— What you have to do —
Leave out the pictures and copy the remaining records exactly.

— Data supplied —
####################
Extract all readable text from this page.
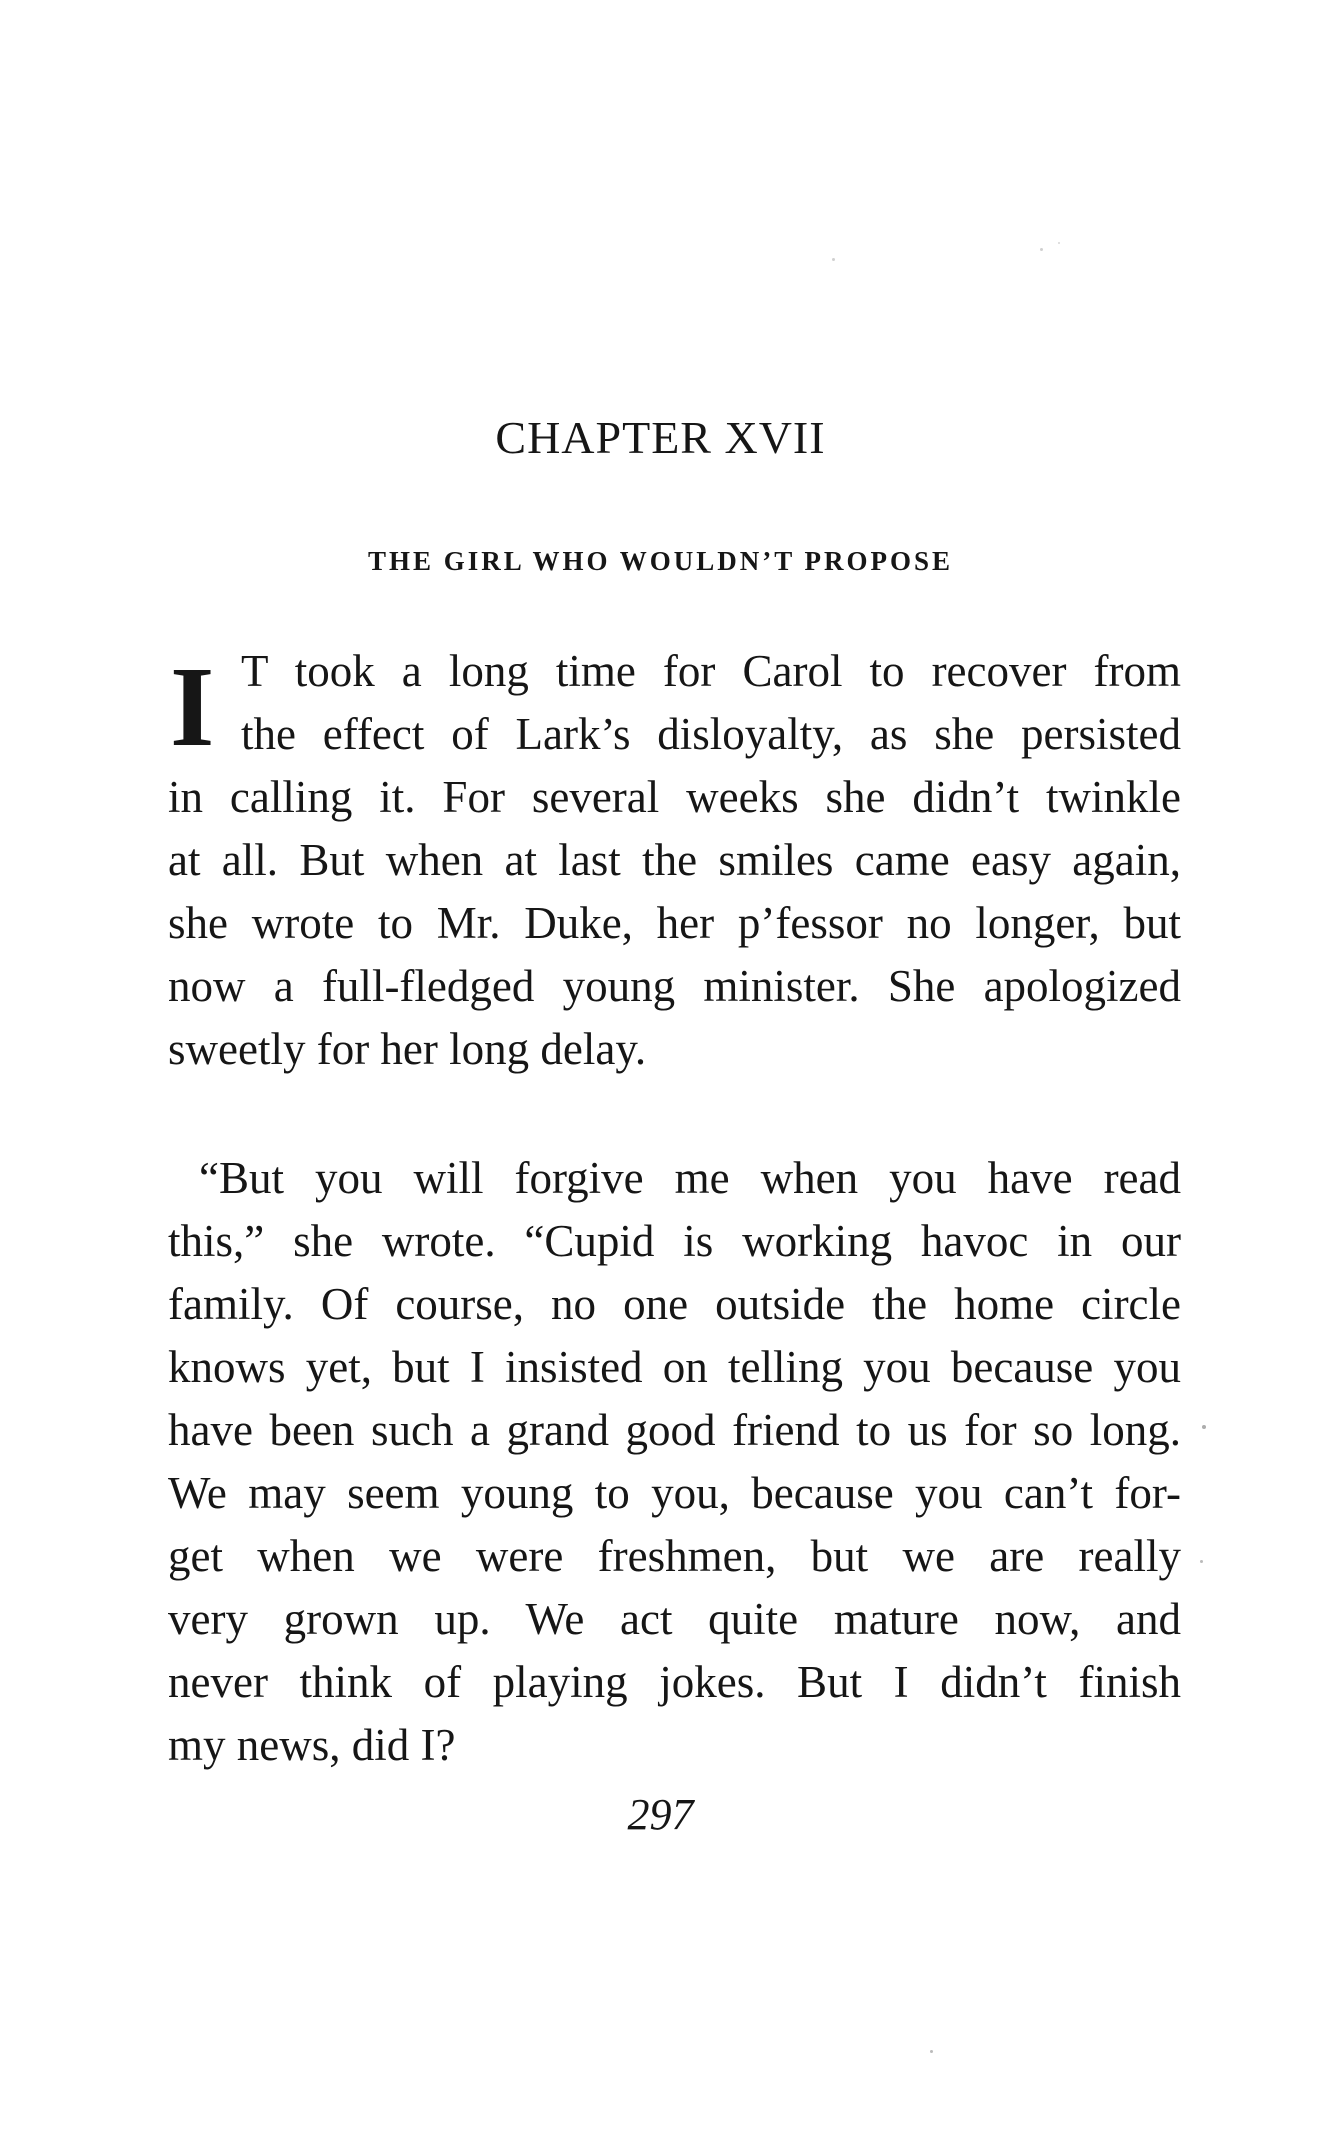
CHAPTER XVII
THE GIRL WHO WOULDN’T PROPOSE
I T took a long time for Carol to recover from
the effect of Lark’s disloyalty, as she persisted
in calling it. For several weeks she didn’t twinkle
at all. But when at last the smiles came easy again,
she wrote to Mr. Duke, her p’fessor no longer, but
now a full-fledged young minister. She apologized
sweetly for her long delay.
“But you will forgive me when you have read
this,” she wrote. “Cupid is working havoc in our
family. Of course, no one outside the home circle
knows yet, but I insisted on telling you because you
have been such a grand good friend to us for so long.
We may seem young to you, because you can’t for-
get when we were freshmen, but we are really
very grown up. We act quite mature now, and
never think of playing jokes. But I didn’t finish
my news, did I?
297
####################
— Solution —
Extract all readable text from this page.
CHAPTER XVII
THE GIRL WHO WOULDN’T PROPOSE
I T took a long time for Carol to recover from
the effect of Lark’s disloyalty, as she persisted
in calling it. For several weeks she didn’t twinkle
at all. But when at last the smiles came easy again,
she wrote to Mr. Duke, her p’fessor no longer, but
now a full-fledged young minister. She apologized
sweetly for her long delay.
“But you will forgive me when you have read
this,” she wrote. “Cupid is working havoc in our
family. Of course, no one outside the home circle
knows yet, but I insisted on telling you because you
have been such a grand good friend to us for so long.
We may seem young to you, because you can’t for-
get when we were freshmen, but we are really
very grown up. We act quite mature now, and
never think of playing jokes. But I didn’t finish
my news, did I?
297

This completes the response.